> _Aim_:
Repeat exactly, and only, the lines from the line containing "Give me the" through the last line of the records below, including both.

> _Extracted records_:
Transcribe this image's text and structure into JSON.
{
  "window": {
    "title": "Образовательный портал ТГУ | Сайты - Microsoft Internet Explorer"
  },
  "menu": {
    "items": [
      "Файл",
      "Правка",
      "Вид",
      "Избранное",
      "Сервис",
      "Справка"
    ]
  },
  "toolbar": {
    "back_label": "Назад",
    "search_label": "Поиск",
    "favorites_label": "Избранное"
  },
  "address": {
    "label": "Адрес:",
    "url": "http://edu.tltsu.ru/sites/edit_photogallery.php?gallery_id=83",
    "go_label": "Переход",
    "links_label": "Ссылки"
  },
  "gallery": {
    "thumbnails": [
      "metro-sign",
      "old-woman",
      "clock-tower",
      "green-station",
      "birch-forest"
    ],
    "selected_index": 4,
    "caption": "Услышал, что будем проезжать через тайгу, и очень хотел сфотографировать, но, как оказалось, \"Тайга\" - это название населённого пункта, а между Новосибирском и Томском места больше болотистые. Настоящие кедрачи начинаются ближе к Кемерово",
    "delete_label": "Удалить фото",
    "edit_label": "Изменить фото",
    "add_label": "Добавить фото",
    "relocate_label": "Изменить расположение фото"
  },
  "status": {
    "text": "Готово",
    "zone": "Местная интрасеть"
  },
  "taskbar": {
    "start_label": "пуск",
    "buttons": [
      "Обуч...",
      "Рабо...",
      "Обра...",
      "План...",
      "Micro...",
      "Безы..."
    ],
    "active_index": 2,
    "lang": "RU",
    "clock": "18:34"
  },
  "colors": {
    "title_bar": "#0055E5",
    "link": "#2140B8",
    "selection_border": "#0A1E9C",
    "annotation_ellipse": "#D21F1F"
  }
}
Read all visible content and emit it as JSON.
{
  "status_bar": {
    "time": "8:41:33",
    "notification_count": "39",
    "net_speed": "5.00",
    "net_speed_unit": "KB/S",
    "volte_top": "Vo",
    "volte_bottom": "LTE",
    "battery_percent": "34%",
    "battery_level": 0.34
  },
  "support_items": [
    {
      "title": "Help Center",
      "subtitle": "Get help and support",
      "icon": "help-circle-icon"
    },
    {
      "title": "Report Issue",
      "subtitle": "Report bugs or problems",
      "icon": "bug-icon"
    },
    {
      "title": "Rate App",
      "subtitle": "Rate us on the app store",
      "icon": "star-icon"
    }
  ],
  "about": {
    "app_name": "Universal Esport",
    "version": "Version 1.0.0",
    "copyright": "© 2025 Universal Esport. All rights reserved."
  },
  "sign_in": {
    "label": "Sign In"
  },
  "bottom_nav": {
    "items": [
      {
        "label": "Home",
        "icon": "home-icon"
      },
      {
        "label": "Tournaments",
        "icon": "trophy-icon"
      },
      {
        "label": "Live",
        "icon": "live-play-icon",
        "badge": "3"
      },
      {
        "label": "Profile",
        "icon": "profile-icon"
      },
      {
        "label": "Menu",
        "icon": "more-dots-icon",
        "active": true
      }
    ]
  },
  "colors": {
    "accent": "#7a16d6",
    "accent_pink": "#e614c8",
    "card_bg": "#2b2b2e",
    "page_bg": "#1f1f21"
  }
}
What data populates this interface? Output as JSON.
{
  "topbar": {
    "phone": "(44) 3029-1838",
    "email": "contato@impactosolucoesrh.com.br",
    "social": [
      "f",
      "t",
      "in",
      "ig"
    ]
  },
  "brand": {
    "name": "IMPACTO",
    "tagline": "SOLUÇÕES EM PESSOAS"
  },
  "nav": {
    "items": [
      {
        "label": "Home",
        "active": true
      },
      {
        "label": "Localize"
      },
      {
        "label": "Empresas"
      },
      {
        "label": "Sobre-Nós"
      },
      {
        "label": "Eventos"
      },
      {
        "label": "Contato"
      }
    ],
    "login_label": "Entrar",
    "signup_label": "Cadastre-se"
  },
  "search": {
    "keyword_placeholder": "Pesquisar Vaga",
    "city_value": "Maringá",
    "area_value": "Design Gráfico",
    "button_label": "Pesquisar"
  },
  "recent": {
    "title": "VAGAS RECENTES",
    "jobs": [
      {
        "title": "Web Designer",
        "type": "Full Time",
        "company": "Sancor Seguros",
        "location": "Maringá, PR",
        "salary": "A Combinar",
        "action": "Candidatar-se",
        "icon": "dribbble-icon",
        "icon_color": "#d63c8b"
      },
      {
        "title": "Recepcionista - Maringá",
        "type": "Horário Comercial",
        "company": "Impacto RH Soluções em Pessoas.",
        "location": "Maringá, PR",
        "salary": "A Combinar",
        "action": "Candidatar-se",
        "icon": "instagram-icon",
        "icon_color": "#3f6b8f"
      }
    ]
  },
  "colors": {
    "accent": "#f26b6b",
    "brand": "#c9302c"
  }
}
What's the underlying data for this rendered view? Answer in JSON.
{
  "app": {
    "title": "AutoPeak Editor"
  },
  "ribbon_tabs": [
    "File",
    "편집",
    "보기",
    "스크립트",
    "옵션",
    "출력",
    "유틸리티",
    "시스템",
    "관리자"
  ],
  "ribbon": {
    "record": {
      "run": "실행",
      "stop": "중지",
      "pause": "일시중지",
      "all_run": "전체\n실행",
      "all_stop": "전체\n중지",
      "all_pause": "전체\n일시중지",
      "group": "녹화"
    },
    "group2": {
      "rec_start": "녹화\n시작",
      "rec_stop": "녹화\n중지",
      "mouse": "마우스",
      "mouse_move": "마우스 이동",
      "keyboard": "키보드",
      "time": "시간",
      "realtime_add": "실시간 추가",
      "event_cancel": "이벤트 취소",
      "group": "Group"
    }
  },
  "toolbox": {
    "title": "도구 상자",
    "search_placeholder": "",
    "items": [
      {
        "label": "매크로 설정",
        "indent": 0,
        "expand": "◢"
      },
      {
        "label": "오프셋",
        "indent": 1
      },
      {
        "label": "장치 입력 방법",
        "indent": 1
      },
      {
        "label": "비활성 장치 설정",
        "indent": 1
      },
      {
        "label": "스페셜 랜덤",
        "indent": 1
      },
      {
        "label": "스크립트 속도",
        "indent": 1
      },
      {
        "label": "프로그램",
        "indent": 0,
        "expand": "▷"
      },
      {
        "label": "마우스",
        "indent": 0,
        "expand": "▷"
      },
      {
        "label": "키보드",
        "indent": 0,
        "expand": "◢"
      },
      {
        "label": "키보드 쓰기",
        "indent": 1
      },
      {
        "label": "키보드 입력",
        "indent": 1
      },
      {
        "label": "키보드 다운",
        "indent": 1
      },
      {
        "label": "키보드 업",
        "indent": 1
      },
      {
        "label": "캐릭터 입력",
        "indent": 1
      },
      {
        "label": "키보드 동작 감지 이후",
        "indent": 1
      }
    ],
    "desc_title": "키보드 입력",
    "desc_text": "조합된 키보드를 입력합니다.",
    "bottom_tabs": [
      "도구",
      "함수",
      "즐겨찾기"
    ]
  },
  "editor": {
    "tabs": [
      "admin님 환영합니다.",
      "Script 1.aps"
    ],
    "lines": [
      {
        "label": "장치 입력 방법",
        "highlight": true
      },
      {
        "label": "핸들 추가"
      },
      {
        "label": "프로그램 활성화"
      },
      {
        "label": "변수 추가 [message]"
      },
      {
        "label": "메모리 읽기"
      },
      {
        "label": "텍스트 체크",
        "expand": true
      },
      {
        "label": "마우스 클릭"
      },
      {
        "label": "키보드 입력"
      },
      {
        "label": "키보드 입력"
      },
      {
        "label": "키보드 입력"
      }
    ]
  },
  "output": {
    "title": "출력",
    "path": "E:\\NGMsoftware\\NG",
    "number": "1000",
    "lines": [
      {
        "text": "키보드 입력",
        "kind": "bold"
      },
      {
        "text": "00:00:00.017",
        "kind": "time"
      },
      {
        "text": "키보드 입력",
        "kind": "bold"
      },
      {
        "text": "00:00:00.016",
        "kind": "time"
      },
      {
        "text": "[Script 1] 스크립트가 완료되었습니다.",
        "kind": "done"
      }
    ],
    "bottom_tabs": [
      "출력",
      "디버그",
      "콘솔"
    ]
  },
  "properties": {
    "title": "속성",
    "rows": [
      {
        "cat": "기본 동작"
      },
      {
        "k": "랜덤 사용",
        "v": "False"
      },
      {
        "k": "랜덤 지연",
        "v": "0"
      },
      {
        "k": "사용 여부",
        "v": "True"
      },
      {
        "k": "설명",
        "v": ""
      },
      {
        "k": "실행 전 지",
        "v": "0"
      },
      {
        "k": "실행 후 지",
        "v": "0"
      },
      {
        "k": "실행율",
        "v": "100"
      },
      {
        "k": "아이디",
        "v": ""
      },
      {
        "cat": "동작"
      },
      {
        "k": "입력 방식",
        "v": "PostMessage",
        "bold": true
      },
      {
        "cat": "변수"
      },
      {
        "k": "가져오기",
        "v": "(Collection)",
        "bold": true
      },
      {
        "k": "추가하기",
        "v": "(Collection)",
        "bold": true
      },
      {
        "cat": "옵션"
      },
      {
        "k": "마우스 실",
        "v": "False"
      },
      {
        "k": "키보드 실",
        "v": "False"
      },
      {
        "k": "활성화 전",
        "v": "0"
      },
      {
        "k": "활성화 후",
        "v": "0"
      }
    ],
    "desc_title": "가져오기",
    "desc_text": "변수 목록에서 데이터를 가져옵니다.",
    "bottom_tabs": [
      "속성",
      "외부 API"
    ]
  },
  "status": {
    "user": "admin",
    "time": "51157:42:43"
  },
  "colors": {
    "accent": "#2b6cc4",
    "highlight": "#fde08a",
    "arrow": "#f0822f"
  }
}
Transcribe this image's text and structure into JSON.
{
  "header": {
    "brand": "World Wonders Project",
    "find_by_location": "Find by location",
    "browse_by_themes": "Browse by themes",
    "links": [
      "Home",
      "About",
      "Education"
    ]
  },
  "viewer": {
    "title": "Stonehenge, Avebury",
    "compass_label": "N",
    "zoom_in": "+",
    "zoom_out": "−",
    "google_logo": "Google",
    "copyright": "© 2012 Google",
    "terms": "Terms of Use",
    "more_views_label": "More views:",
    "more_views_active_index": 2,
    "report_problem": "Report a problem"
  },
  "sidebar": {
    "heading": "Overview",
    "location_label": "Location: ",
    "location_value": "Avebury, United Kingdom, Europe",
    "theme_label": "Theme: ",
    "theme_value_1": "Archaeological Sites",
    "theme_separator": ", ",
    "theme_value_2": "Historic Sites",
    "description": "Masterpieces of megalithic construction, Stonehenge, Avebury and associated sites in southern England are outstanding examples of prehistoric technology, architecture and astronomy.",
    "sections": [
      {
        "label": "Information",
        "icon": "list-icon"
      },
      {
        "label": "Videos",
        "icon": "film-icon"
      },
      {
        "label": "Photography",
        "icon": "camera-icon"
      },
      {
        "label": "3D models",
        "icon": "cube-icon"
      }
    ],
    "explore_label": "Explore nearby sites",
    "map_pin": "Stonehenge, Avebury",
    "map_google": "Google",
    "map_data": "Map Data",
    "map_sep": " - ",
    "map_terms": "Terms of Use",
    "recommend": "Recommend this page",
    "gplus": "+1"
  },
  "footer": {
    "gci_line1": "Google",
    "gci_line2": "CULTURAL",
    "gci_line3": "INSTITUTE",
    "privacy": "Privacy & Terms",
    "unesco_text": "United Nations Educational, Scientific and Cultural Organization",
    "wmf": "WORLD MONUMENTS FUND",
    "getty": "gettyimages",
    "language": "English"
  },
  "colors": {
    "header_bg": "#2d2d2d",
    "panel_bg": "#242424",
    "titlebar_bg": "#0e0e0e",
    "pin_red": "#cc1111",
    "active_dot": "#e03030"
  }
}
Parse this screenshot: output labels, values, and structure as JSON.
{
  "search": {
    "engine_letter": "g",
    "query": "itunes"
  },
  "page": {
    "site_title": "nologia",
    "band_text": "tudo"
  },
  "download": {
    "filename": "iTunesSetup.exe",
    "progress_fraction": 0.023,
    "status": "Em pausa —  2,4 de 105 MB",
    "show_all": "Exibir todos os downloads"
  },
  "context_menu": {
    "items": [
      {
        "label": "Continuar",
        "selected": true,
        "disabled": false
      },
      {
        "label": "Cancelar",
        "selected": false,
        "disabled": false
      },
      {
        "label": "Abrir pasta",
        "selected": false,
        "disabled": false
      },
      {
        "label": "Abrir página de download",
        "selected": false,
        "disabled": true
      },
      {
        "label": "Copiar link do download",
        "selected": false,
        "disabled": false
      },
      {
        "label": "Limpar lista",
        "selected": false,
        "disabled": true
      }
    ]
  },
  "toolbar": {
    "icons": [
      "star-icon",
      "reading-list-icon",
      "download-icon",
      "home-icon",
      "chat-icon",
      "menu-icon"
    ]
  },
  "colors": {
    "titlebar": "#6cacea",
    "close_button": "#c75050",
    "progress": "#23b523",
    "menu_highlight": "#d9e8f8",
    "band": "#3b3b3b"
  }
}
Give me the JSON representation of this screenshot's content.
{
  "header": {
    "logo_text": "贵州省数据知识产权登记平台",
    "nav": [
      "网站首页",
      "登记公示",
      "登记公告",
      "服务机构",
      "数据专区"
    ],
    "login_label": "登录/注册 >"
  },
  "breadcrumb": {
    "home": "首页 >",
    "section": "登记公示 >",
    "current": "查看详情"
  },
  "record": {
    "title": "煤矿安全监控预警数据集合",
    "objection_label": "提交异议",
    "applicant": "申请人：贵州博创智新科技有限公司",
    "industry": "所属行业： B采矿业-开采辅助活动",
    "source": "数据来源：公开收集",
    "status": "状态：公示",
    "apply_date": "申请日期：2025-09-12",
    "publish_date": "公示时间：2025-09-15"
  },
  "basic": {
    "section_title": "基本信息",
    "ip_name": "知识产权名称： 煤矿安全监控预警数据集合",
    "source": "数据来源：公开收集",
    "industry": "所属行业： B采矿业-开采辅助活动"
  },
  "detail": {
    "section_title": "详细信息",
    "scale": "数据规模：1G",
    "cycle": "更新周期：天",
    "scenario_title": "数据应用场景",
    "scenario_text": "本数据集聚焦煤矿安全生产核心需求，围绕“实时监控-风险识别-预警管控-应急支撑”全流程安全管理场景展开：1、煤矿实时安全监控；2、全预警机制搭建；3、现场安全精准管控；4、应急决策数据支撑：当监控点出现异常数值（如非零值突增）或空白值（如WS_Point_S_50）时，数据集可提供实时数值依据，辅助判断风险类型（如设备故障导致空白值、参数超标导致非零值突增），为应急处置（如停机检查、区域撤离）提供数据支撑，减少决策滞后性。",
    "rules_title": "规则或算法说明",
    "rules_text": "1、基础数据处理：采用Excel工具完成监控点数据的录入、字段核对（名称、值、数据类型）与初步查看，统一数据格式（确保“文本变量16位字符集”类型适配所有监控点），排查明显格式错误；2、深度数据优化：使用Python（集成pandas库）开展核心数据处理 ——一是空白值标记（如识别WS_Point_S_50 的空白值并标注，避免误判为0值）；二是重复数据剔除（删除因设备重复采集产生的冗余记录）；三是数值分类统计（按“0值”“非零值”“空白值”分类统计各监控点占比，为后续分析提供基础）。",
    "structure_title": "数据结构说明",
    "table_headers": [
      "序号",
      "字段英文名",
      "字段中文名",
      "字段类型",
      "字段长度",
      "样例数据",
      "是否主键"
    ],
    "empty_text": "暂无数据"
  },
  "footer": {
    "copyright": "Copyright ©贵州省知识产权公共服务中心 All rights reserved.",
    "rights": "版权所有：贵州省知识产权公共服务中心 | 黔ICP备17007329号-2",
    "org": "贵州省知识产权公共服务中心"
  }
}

> _Solution to the exercise_:
Give me the JSON representation of this screenshot's content.
{
  "header": {
    "logo_text": "贵州省数据知识产权登记平台",
    "nav": [
      "网站首页",
      "登记公示",
      "登记公告",
      "服务机构",
      "数据专区"
    ],
    "login_label": "登录/注册 >"
  },
  "breadcrumb": {
    "home": "首页 >",
    "section": "登记公示 >",
    "current": "查看详情"
  },
  "record": {
    "title": "煤矿安全监控预警数据集合",
    "objection_label": "提交异议",
    "applicant": "申请人：贵州博创智新科技有限公司",
    "industry": "所属行业： B采矿业-开采辅助活动",
    "source": "数据来源：公开收集",
    "status": "状态：公示",
    "apply_date": "申请日期：2025-09-12",
    "publish_date": "公示时间：2025-09-15"
  },
  "basic": {
    "section_title": "基本信息",
    "ip_name": "知识产权名称： 煤矿安全监控预警数据集合",
    "source": "数据来源：公开收集",
    "industry": "所属行业： B采矿业-开采辅助活动"
  },
  "detail": {
    "section_title": "详细信息",
    "scale": "数据规模：1G",
    "cycle": "更新周期：天",
    "scenario_title": "数据应用场景",
    "scenario_text": "本数据集聚焦煤矿安全生产核心需求，围绕“实时监控-风险识别-预警管控-应急支撑”全流程安全管理场景展开：1、煤矿实时安全监控；2、全预警机制搭建；3、现场安全精准管控；4、应急决策数据支撑：当监控点出现异常数值（如非零值突增）或空白值（如WS_Point_S_50）时，数据集可提供实时数值依据，辅助判断风险类型（如设备故障导致空白值、参数超标导致非零值突增），为应急处置（如停机检查、区域撤离）提供数据支撑，减少决策滞后性。",
    "rules_title": "规则或算法说明",
    "rules_text": "1、基础数据处理：采用Excel工具完成监控点数据的录入、字段核对（名称、值、数据类型）与初步查看，统一数据格式（确保“文本变量16位字符集”类型适配所有监控点），排查明显格式错误；2、深度数据优化：使用Python（集成pandas库）开展核心数据处理 ——一是空白值标记（如识别WS_Point_S_50 的空白值并标注，避免误判为0值）；二是重复数据剔除（删除因设备重复采集产生的冗余记录）；三是数值分类统计（按“0值”“非零值”“空白值”分类统计各监控点占比，为后续分析提供基础）。",
    "structure_title": "数据结构说明",
    "table_headers": [
      "序号",
      "字段英文名",
      "字段中文名",
      "字段类型",
      "字段长度",
      "样例数据",
      "是否主键"
    ],
    "empty_text": "暂无数据"
  },
  "footer": {
    "copyright": "Copyright ©贵州省知识产权公共服务中心 All rights reserved.",
    "rights": "版权所有：贵州省知识产权公共服务中心 | 黔ICP备17007329号-2",
    "org": "贵州省知识产权公共服务中心"
  }
}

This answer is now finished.